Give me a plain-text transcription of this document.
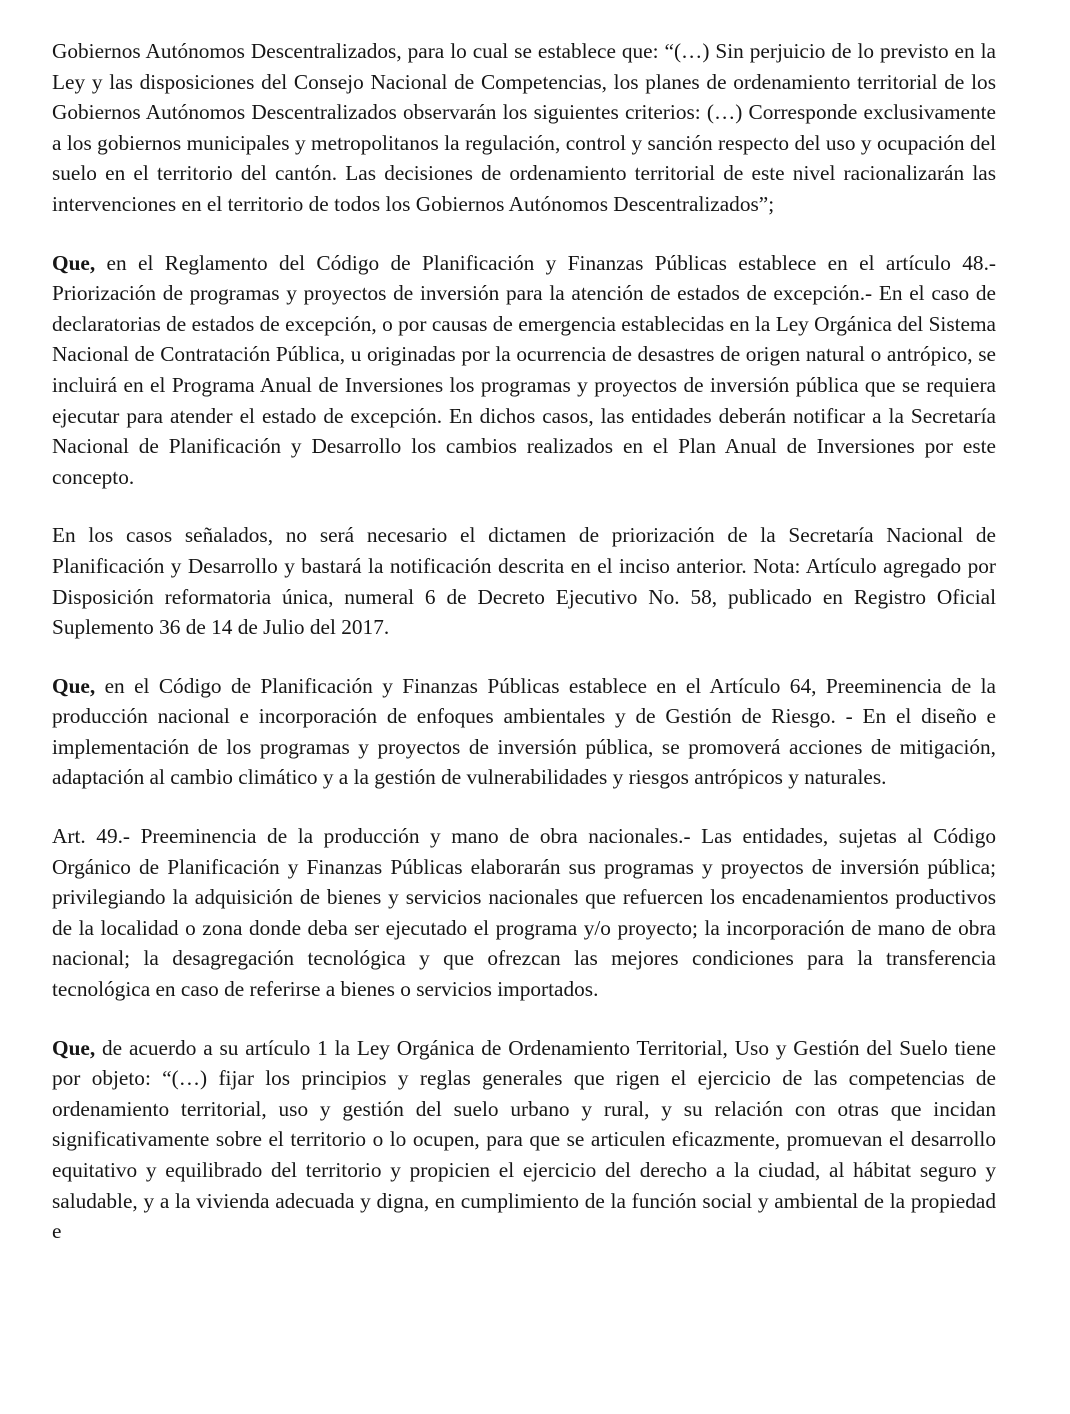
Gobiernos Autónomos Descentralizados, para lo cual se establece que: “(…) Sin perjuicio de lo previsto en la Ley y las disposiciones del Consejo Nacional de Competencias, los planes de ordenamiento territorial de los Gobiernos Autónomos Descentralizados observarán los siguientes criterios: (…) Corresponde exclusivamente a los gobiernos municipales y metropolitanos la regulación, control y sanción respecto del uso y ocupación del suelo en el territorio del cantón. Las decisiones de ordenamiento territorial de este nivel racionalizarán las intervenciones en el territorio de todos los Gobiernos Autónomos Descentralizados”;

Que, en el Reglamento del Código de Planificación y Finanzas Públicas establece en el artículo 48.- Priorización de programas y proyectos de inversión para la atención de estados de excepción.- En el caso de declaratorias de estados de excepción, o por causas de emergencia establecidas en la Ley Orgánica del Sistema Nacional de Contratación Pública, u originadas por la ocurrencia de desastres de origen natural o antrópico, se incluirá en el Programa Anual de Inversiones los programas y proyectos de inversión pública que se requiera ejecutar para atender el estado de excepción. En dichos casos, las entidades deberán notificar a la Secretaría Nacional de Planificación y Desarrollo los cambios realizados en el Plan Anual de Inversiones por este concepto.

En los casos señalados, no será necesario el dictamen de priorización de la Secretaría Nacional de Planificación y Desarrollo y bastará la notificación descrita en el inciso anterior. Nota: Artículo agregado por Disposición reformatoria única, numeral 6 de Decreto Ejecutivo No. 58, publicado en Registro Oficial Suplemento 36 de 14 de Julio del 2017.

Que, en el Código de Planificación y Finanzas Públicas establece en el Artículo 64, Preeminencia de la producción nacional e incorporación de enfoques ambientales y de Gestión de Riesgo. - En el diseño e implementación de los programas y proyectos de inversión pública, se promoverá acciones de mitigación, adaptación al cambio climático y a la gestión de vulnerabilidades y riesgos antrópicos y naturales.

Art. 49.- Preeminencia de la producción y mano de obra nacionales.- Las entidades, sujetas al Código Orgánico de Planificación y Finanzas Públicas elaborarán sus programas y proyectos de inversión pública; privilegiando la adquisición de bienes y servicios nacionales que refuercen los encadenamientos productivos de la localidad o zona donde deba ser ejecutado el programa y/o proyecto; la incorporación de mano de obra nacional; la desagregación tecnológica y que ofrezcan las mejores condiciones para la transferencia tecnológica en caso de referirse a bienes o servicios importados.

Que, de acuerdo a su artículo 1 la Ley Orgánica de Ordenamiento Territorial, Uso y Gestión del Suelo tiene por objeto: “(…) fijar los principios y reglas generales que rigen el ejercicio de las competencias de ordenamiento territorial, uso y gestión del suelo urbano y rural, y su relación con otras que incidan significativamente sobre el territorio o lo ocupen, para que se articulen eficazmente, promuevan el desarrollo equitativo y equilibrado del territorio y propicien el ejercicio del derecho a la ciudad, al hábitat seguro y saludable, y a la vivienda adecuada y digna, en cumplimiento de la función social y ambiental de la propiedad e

REQUIREMENTS>
Transcribe every entry word for word, but skip the pictures.

CORRECT RESULT>
Give me a plain-text transcription of this document.
Gobiernos Autónomos Descentralizados, para lo cual se establece que: “(…) Sin perjuicio de lo previsto en la Ley y las disposiciones del Consejo Nacional de Competencias, los planes de ordenamiento territorial de los Gobiernos Autónomos Descentralizados observarán los siguientes criterios: (…) Corresponde exclusivamente a los gobiernos municipales y metropolitanos la regulación, control y sanción respecto del uso y ocupación del suelo en el territorio del cantón. Las decisiones de ordenamiento territorial de este nivel racionalizarán las intervenciones en el territorio de todos los Gobiernos Autónomos Descentralizados”;

Que, en el Reglamento del Código de Planificación y Finanzas Públicas establece en el artículo 48.- Priorización de programas y proyectos de inversión para la atención de estados de excepción.- En el caso de declaratorias de estados de excepción, o por causas de emergencia establecidas en la Ley Orgánica del Sistema Nacional de Contratación Pública, u originadas por la ocurrencia de desastres de origen natural o antrópico, se incluirá en el Programa Anual de Inversiones los programas y proyectos de inversión pública que se requiera ejecutar para atender el estado de excepción. En dichos casos, las entidades deberán notificar a la Secretaría Nacional de Planificación y Desarrollo los cambios realizados en el Plan Anual de Inversiones por este concepto.

En los casos señalados, no será necesario el dictamen de priorización de la Secretaría Nacional de Planificación y Desarrollo y bastará la notificación descrita en el inciso anterior. Nota: Artículo agregado por Disposición reformatoria única, numeral 6 de Decreto Ejecutivo No. 58, publicado en Registro Oficial Suplemento 36 de 14 de Julio del 2017.

Que, en el Código de Planificación y Finanzas Públicas establece en el Artículo 64, Preeminencia de la producción nacional e incorporación de enfoques ambientales y de Gestión de Riesgo. - En el diseño e implementación de los programas y proyectos de inversión pública, se promoverá acciones de mitigación, adaptación al cambio climático y a la gestión de vulnerabilidades y riesgos antrópicos y naturales.

Art. 49.- Preeminencia de la producción y mano de obra nacionales.- Las entidades, sujetas al Código Orgánico de Planificación y Finanzas Públicas elaborarán sus programas y proyectos de inversión pública; privilegiando la adquisición de bienes y servicios nacionales que refuercen los encadenamientos productivos de la localidad o zona donde deba ser ejecutado el programa y/o proyecto; la incorporación de mano de obra nacional; la desagregación tecnológica y que ofrezcan las mejores condiciones para la transferencia tecnológica en caso de referirse a bienes o servicios importados.

Que, de acuerdo a su artículo 1 la Ley Orgánica de Ordenamiento Territorial, Uso y Gestión del Suelo tiene por objeto: “(…) fijar los principios y reglas generales que rigen el ejercicio de las competencias de ordenamiento territorial, uso y gestión del suelo urbano y rural, y su relación con otras que incidan significativamente sobre el territorio o lo ocupen, para que se articulen eficazmente, promuevan el desarrollo equitativo y equilibrado del territorio y propicien el ejercicio del derecho a la ciudad, al hábitat seguro y saludable, y a la vivienda adecuada y digna, en cumplimiento de la función social y ambiental de la propiedad e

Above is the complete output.